> EXERCISE: Count every line below that contains "title", then state the total with no other output.

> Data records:
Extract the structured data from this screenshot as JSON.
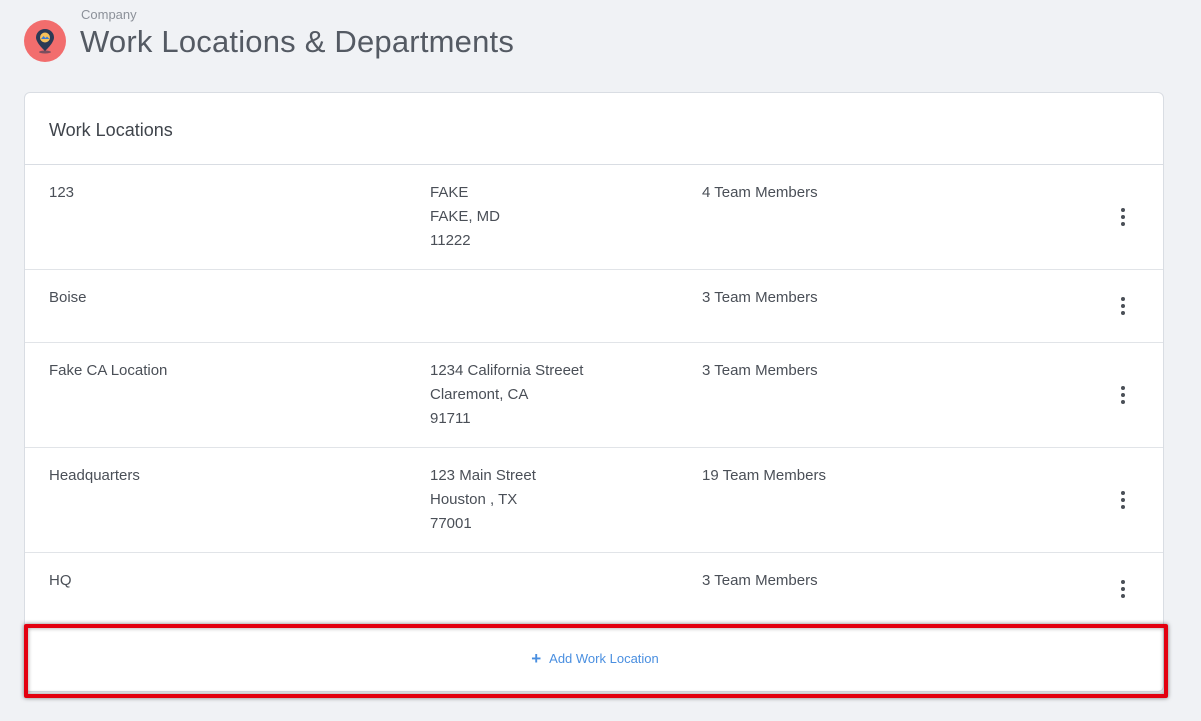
{
  "header": {
    "breadcrumb": "Company",
    "title": "Work Locations & Departments",
    "icon": "location-pin-icon"
  },
  "card": {
    "title": "Work Locations",
    "rows": [
      {
        "name": "123",
        "address": [
          "FAKE",
          "FAKE, MD",
          "11222"
        ],
        "members": "4 Team Members"
      },
      {
        "name": "Boise",
        "address": [],
        "members": "3 Team Members"
      },
      {
        "name": "Fake CA Location",
        "address": [
          "1234 California Streeet",
          "Claremont, CA",
          "91711"
        ],
        "members": "3 Team Members"
      },
      {
        "name": "Headquarters",
        "address": [
          "123 Main Street",
          "Houston , TX",
          "77001"
        ],
        "members": "19 Team Members"
      },
      {
        "name": "HQ",
        "address": [],
        "members": "3 Team Members"
      }
    ],
    "add_label": "Add Work Location"
  },
  "colors": {
    "accent": "#4a8fe0",
    "icon_bg": "#f26d6d",
    "highlight": "#e3000f"
  }
}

> EXERCISE ANSWER: 2